Requirement
Please copy exactly the lines that begin with the one containing "Serialize everything readable" and end with the last line of the entries.

Provided data
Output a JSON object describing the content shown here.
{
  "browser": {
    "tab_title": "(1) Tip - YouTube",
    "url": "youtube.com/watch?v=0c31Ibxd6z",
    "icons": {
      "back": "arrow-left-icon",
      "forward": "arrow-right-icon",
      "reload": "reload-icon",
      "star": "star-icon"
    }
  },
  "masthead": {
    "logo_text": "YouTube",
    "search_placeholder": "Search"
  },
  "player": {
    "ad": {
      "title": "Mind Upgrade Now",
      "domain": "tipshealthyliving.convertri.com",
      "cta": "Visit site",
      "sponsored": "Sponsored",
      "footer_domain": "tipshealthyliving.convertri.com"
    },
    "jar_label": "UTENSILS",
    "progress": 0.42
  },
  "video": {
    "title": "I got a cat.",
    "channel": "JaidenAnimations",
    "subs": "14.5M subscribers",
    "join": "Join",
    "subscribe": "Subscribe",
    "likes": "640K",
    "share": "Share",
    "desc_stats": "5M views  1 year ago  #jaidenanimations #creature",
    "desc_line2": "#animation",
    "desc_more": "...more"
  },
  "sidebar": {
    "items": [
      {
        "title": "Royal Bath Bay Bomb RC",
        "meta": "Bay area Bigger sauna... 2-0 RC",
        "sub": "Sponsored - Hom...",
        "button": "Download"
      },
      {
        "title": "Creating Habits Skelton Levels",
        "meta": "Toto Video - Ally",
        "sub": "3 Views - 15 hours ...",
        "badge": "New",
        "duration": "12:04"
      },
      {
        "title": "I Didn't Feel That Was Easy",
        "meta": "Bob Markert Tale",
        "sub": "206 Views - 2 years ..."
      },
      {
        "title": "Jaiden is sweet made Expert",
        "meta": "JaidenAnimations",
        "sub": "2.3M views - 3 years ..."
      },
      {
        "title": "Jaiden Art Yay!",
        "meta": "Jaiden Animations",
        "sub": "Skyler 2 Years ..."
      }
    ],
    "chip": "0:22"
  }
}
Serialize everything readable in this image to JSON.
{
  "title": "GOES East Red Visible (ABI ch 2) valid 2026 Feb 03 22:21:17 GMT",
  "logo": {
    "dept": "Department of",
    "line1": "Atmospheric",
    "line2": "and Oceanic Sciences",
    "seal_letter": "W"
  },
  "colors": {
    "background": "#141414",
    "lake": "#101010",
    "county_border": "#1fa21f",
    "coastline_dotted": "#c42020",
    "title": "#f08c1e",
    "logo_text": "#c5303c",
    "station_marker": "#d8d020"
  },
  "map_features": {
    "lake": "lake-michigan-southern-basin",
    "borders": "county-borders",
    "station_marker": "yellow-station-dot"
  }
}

Solution to the exercise
Serialize everything readable in this image to JSON.
{
  "title": "GOES East Red Visible (ABI ch 2) valid 2026 Feb 03 22:21:17 GMT",
  "logo": {
    "dept": "Department of",
    "line1": "Atmospheric",
    "line2": "and Oceanic Sciences",
    "seal_letter": "W"
  },
  "colors": {
    "background": "#141414",
    "lake": "#101010",
    "county_border": "#1fa21f",
    "coastline_dotted": "#c42020",
    "title": "#f08c1e",
    "logo_text": "#c5303c",
    "station_marker": "#d8d020"
  },
  "map_features": {
    "lake": "lake-michigan-southern-basin",
    "borders": "county-borders",
    "station_marker": "yellow-station-dot"
  }
}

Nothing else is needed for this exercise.